>> BEGIN Given data

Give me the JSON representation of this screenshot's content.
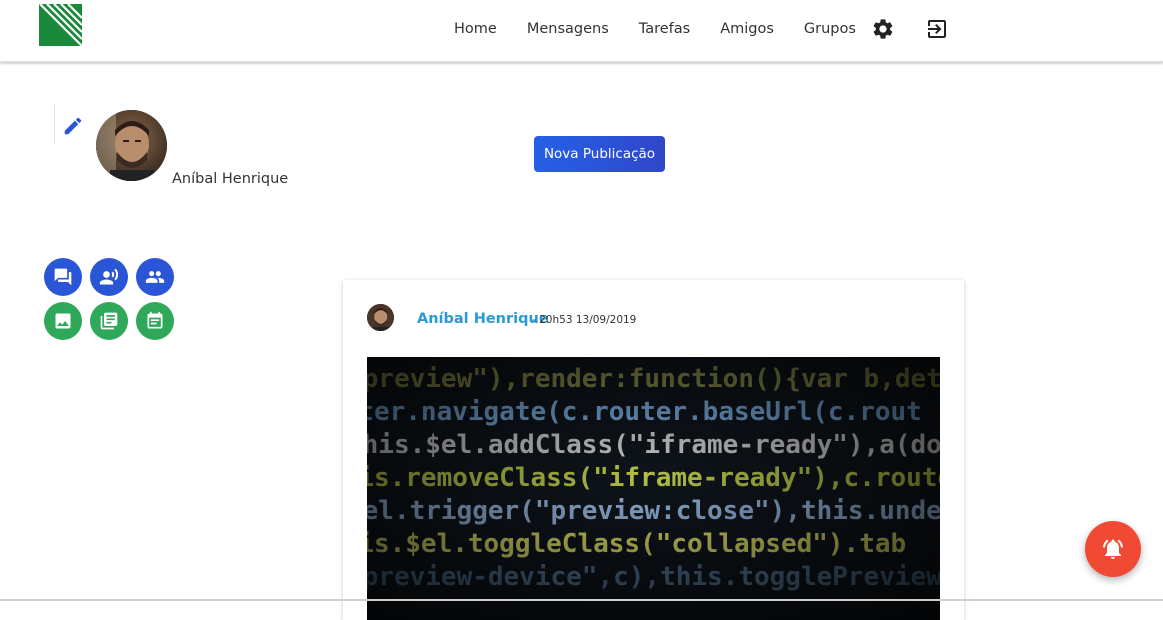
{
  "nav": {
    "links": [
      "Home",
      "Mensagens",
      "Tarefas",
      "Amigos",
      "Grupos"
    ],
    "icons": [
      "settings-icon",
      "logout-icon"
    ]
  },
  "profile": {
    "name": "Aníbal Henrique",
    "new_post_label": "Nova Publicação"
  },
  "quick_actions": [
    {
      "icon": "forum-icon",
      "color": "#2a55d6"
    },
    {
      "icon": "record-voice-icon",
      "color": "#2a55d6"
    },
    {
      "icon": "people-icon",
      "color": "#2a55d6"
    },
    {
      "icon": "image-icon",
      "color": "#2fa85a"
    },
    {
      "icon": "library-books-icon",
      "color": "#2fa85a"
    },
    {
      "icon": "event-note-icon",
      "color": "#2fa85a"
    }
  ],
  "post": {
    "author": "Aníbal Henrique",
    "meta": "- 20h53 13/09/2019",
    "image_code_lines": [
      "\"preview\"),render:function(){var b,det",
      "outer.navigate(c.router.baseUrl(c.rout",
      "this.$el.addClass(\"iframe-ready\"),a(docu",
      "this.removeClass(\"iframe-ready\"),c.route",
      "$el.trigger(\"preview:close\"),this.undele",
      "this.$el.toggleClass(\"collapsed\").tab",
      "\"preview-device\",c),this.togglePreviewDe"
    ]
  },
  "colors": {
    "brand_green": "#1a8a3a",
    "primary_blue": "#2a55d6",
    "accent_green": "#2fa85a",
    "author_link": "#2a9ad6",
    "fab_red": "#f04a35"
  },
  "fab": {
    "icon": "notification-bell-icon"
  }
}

>> END Given data
>> BEGIN Given data

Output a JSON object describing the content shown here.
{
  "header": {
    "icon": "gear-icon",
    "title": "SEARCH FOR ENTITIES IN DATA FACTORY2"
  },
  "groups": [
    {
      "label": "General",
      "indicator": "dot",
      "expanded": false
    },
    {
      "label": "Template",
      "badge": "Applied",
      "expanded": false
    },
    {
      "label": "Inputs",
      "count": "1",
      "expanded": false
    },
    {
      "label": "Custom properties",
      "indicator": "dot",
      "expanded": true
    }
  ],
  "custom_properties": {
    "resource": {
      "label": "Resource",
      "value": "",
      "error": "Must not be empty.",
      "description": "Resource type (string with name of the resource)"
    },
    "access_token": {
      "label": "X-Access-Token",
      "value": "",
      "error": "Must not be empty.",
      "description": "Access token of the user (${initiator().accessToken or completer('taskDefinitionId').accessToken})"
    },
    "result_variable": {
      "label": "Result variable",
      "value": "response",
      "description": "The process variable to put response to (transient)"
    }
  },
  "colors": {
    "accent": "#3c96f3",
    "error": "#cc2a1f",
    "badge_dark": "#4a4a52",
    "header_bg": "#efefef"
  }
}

>> END Given data

-- Work required --
Say how many lines of the data hold the string "ready". Reply with the number alone.

-- The answer --
2